## Article:
Rural Development
"India lives in its villages. Rural development is national development."
1. Chapter Overview
~65% of India's population lives in rural areas. RURAL DEVELOPMENT means improving the ECONOMIC and SOCIAL well-being of this population. This chapter covers: rural CREDIT (why farmers borrow, from whom), agricultural MARKETING (how farmers sell their produce), DIVERSIFICATION (moving beyond crop farming), and ORGANIC FARMING as a sustainable alternative.
2. Rural Credit
Why Do Farmers Need Credit?
- To buy INPUTS: seeds, fertilisers, pesticides, irrigation
- To invest in EQUIPMENT: tractors, pumps, machinery
- For PERSONAL needs: marriage, health emergencies — especially between harvests
- The TIME GAP: farmers invest at the START of the season; earn only AFTER harvest (6+ months later)
Sources of Rural Credit
| Source | Interest Rate | Who Uses |
|---|---|---|
| Institutional (Formal): Commercial banks, Regional Rural Banks (RRBs), Cooperatives, NABARD | LOW (regulated) | Large farmers, those with collateral |
| Non-Institutional (Informal): Moneylenders, relatives, traders, landlords | HIGH (often exploitative) | Small, marginal farmers; landless labourers |
The Problem
- Rich farmers → Formal credit (low interest)

## Objectives:
**a)** What share of India's population does the rural development text say lives in rural areas?
**b)** Reproduce the rural development text between "2. Rural Credit" and "(6+ months later)", inclusive.

## Given data:

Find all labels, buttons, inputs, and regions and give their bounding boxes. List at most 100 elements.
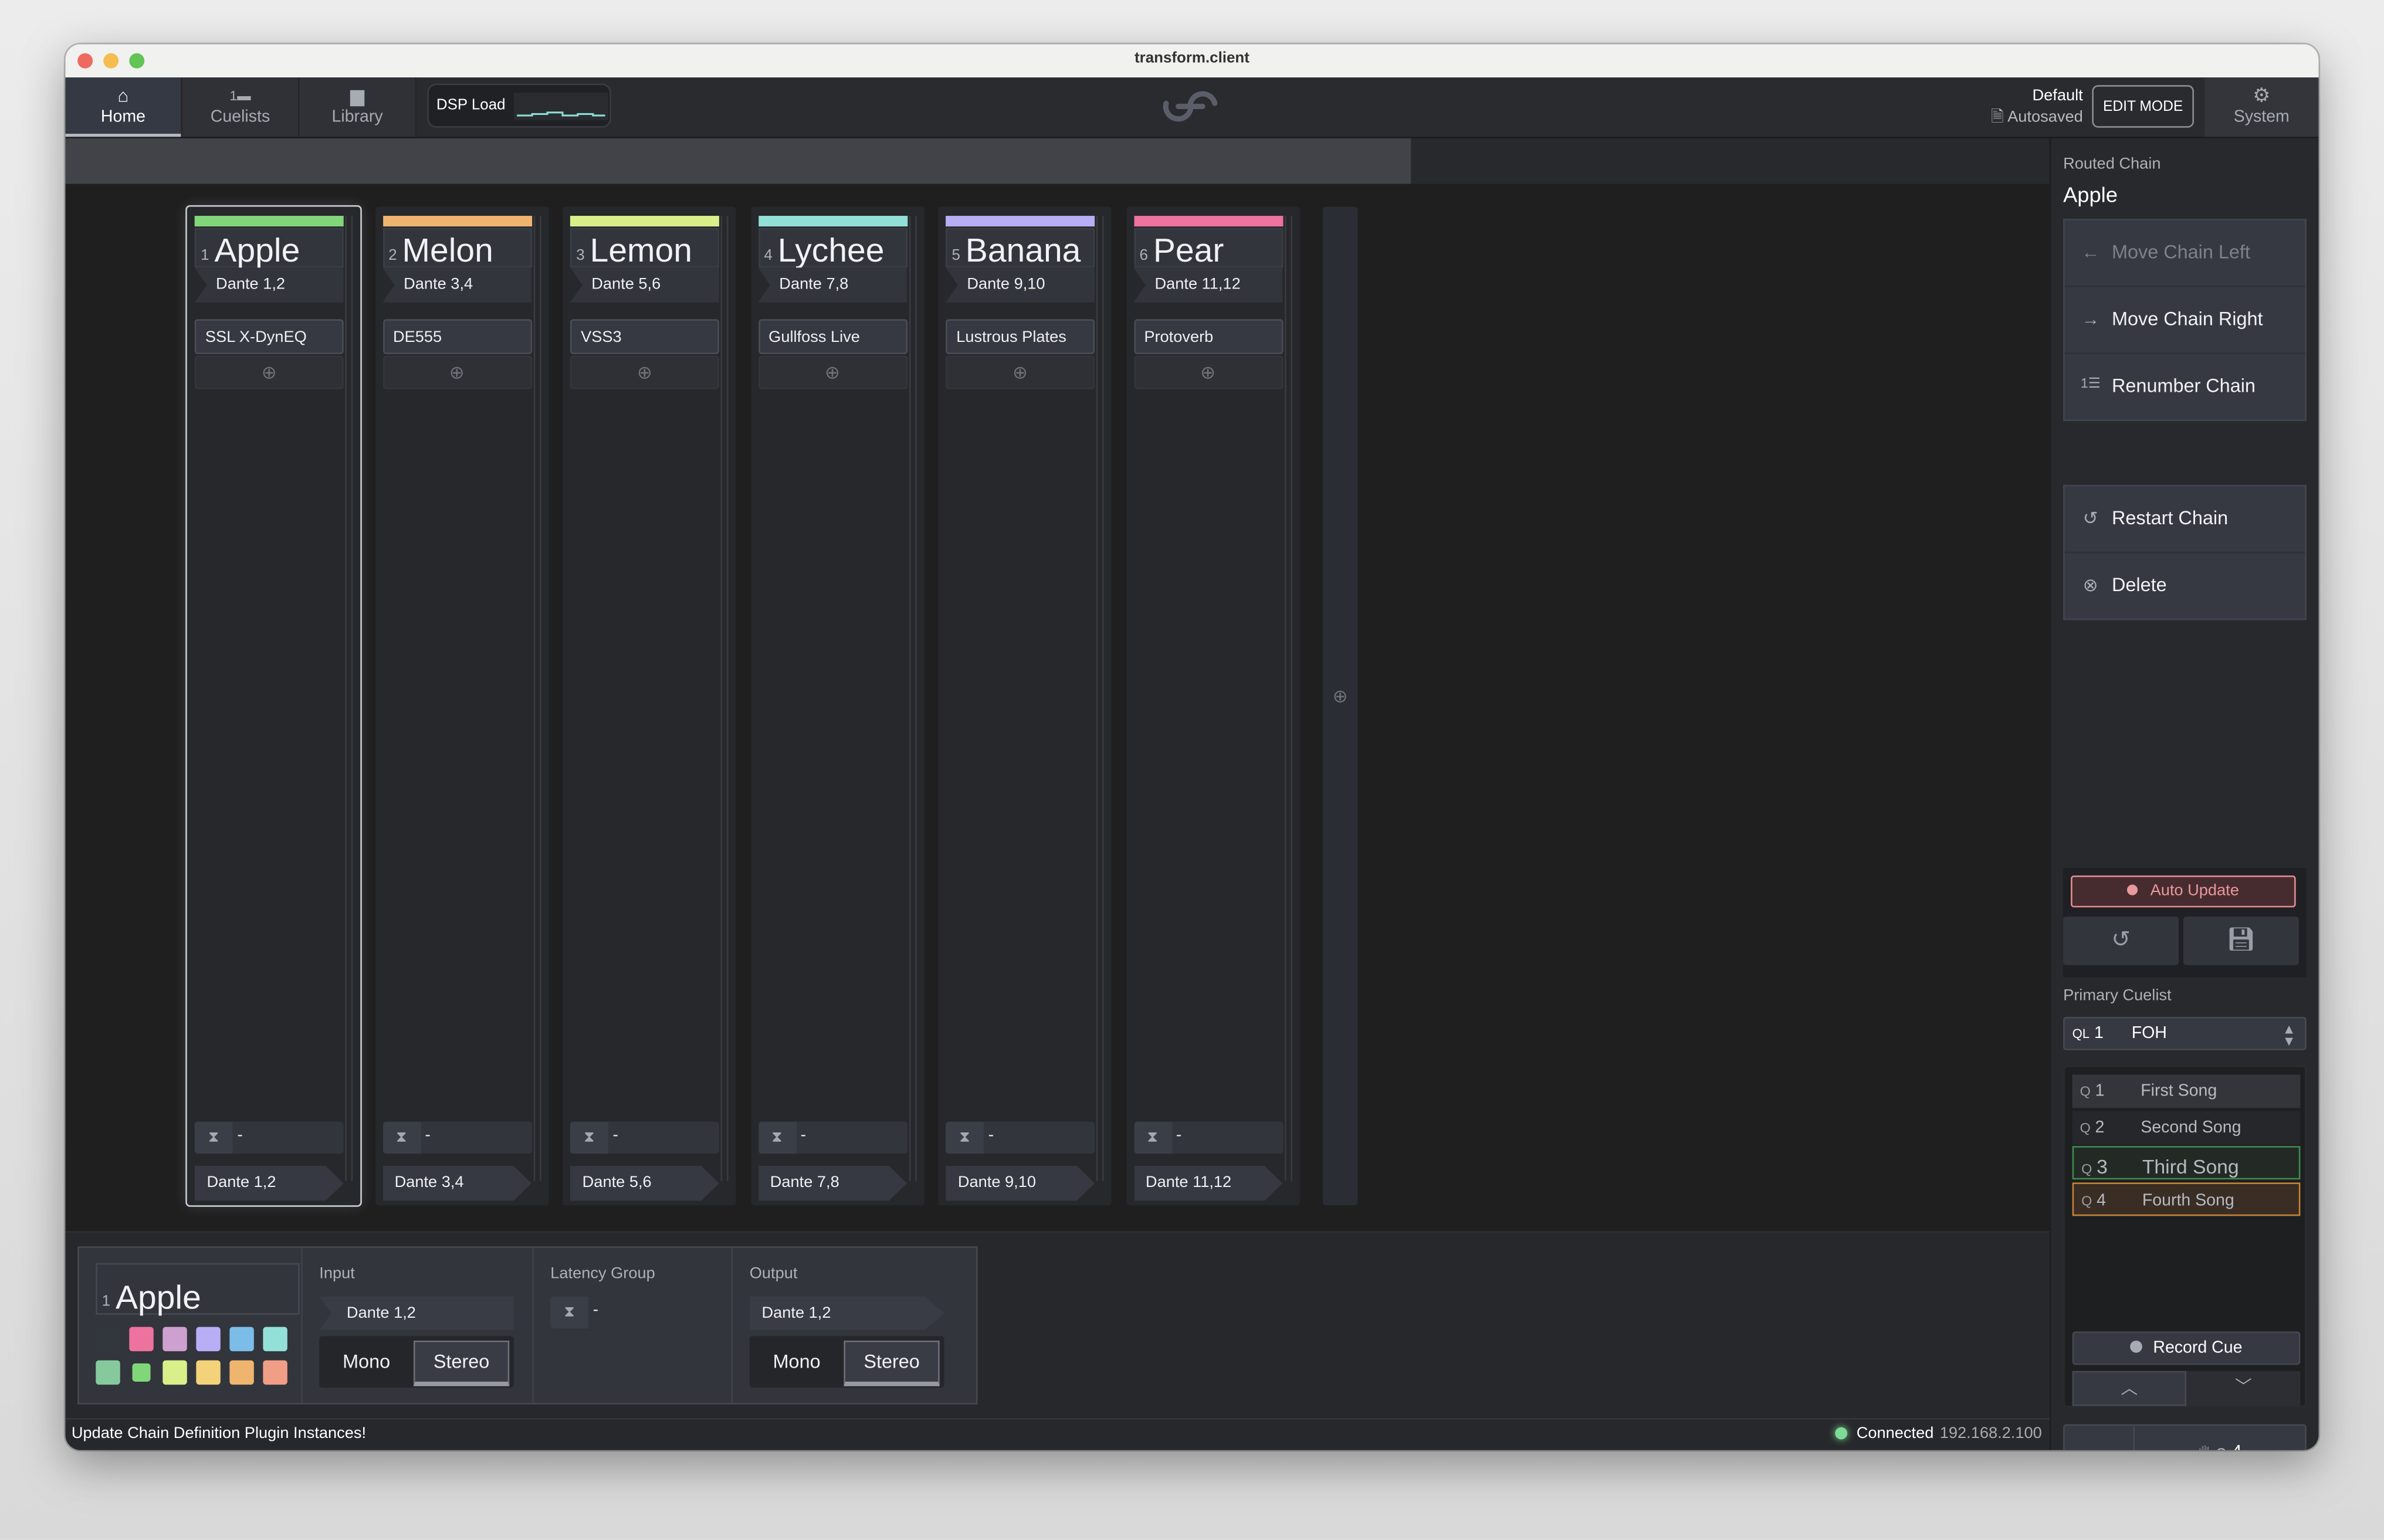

## Solutions per task:
**a)** About 65% of India's population.

**b)**
2. Rural Credit
Why Do Farmers Need Credit?
- To buy INPUTS: seeds, fertilisers, pesticides, irrigation
- To invest in EQUIPMENT: tractors, pumps, machinery
- For PERSONAL needs: marriage, health emergencies — especially between harvests
- The TIME GAP: farmers invest at the START of the season; earn only AFTER harvest (6+ months later)